**PROMPT:** Scan the data beneath this task and copy each line that includes "Monthly".
[Begin]
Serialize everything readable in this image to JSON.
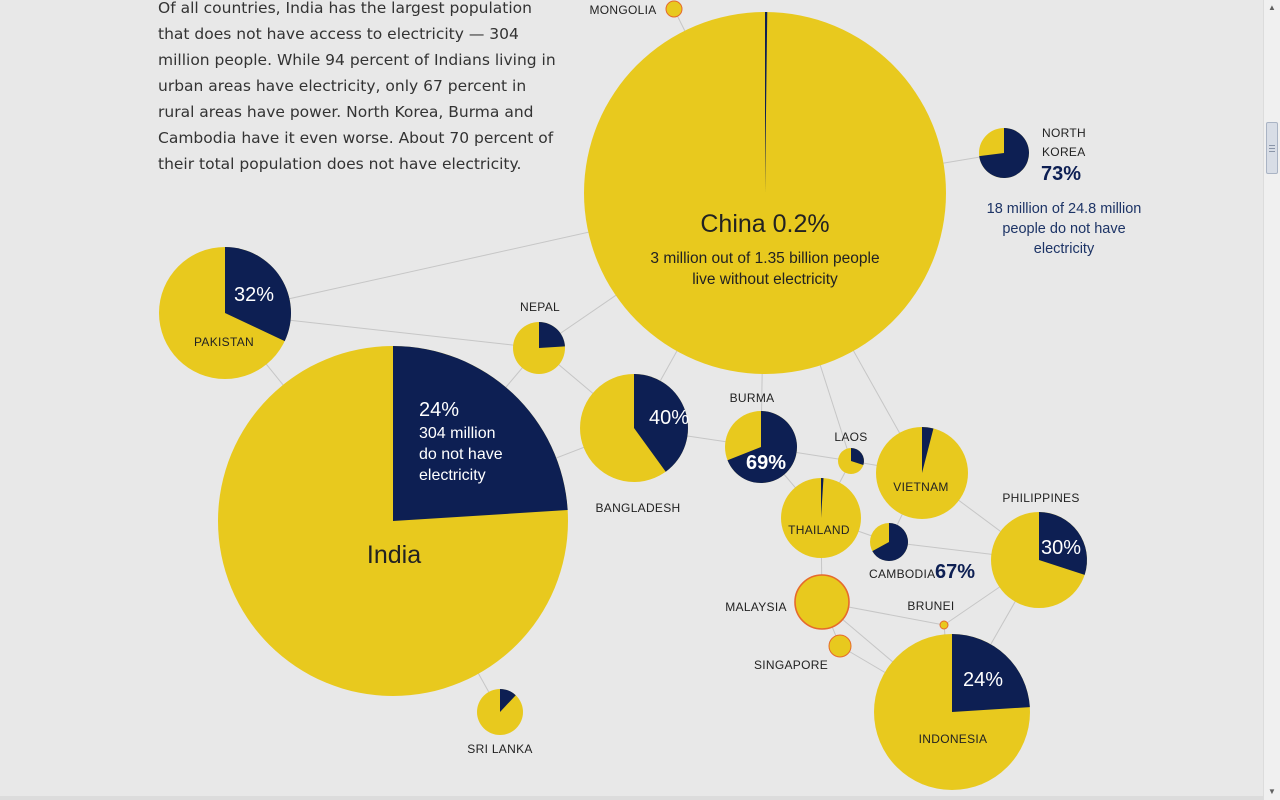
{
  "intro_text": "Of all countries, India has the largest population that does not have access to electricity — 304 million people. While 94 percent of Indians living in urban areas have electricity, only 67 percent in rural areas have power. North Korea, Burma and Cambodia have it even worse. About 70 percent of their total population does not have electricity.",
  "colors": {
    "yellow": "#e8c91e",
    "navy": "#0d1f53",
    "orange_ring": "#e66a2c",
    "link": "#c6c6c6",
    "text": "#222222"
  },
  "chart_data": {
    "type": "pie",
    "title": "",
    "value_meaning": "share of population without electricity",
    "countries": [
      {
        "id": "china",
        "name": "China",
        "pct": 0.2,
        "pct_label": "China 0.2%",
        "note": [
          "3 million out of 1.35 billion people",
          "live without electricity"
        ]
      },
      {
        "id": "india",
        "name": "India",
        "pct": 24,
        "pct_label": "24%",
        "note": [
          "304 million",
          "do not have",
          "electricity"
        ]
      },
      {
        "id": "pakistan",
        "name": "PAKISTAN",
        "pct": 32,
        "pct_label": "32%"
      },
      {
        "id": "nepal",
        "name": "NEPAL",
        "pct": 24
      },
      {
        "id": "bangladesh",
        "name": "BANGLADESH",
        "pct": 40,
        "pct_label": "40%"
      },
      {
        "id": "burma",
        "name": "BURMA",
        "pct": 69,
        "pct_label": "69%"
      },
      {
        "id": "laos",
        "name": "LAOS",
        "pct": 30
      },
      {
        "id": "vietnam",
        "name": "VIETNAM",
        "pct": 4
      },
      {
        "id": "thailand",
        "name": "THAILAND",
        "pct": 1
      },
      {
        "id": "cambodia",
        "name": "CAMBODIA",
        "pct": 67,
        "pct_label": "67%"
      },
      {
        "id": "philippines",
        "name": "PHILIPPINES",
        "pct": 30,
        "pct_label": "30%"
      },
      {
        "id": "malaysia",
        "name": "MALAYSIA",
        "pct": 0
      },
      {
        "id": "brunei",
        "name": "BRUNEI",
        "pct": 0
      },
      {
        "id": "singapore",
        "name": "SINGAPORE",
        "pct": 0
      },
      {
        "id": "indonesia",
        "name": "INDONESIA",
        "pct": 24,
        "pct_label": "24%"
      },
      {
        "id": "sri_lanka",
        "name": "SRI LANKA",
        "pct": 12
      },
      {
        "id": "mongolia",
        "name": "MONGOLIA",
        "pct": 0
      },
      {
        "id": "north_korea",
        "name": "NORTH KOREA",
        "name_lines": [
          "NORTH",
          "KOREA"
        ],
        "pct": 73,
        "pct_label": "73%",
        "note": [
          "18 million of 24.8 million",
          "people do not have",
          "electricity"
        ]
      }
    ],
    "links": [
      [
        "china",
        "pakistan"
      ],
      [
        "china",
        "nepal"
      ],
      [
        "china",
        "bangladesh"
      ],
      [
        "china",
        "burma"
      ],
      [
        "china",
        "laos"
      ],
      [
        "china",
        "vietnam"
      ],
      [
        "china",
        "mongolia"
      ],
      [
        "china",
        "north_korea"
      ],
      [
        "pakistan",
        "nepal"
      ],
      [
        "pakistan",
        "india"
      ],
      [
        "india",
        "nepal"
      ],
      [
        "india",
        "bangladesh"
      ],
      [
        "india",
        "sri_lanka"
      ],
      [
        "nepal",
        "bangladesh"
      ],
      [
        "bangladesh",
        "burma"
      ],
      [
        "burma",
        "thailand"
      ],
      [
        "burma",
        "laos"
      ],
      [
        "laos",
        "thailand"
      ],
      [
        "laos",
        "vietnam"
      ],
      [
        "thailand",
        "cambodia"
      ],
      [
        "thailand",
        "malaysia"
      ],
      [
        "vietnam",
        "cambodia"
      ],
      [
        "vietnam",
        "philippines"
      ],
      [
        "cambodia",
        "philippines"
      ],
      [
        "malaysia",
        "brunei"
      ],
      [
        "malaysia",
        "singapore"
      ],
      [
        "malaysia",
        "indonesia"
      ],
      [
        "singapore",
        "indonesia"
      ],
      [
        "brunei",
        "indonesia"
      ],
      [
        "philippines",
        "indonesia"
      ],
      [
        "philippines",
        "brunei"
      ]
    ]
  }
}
[End]
[Begin]
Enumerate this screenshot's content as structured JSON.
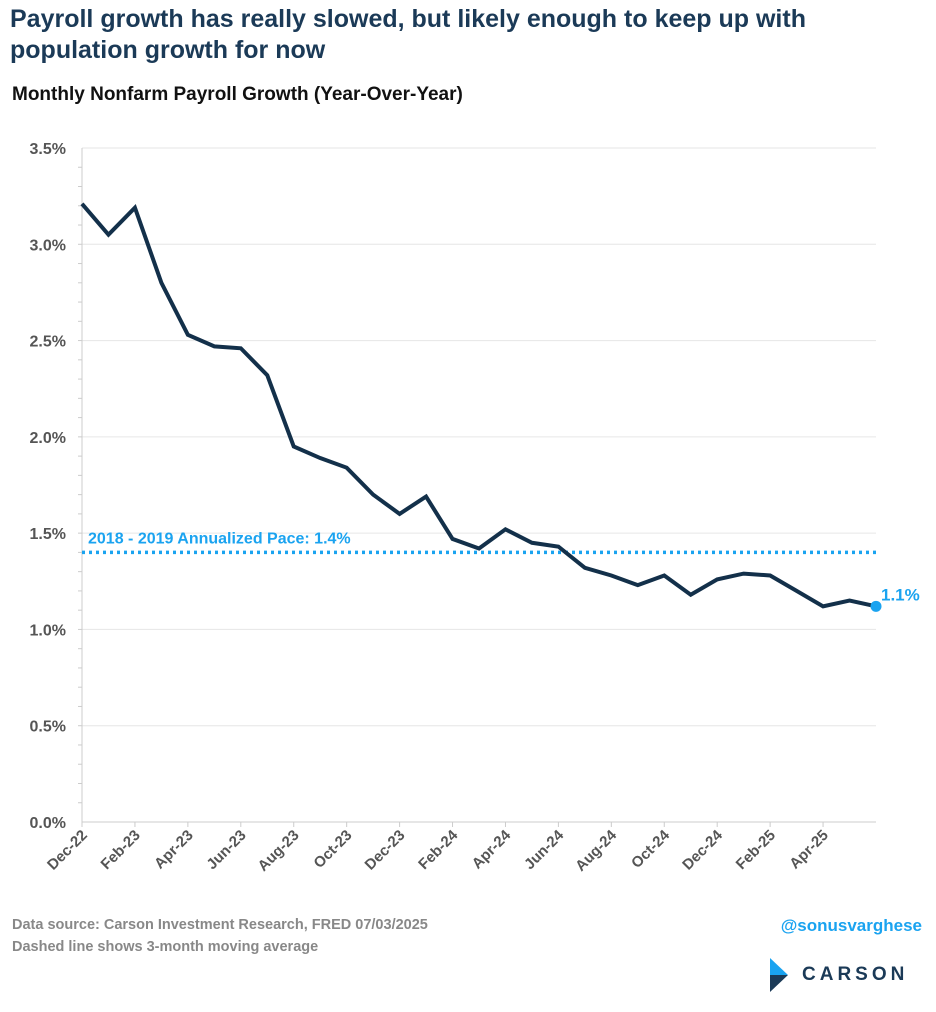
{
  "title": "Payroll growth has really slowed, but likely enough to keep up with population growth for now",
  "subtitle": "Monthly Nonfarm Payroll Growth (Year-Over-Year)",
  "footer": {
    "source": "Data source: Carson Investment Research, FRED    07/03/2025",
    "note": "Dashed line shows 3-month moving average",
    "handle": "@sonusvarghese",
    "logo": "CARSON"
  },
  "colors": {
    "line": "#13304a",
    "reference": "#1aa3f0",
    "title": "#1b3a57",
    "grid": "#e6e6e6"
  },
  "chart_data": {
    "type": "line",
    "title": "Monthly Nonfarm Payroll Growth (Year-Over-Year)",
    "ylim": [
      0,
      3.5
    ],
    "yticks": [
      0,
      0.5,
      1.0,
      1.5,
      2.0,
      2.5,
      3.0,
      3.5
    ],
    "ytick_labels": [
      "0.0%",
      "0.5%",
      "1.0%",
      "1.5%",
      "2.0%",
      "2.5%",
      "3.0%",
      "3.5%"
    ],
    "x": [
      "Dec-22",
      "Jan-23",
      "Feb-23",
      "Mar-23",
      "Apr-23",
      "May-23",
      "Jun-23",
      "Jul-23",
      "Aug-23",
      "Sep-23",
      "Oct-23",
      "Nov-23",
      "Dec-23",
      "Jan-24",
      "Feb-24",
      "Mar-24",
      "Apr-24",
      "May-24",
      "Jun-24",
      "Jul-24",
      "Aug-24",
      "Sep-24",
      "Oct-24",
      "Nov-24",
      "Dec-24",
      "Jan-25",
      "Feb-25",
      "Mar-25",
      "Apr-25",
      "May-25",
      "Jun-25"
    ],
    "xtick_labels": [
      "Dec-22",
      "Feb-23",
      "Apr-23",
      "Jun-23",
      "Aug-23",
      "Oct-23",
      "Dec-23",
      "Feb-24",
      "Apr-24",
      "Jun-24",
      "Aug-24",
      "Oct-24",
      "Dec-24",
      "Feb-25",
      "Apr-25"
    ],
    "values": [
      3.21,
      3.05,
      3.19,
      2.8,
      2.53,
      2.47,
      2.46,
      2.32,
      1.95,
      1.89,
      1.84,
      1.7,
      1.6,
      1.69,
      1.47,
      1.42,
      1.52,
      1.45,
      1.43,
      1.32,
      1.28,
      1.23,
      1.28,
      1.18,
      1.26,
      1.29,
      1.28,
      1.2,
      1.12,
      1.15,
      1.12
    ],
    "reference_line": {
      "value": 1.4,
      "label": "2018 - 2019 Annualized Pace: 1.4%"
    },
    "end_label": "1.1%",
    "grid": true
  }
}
[End]
[Begin]
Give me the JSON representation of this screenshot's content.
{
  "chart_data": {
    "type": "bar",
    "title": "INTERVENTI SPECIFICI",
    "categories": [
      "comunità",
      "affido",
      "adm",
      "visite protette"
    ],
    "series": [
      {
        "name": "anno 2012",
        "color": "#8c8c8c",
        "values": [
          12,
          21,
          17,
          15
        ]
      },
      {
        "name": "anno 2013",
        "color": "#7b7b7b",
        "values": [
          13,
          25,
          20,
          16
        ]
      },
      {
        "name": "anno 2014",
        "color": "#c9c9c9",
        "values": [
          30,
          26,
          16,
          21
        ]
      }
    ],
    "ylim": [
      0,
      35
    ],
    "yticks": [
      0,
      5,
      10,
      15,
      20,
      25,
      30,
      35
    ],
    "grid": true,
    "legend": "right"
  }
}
[End]
**TASK SOLUTION:**
  "subtitle": "Monthly Nonfarm Payroll Growth (Year-Over-Year)",
    "title": "Monthly Nonfarm Payroll Growth (Year-Over-Year)",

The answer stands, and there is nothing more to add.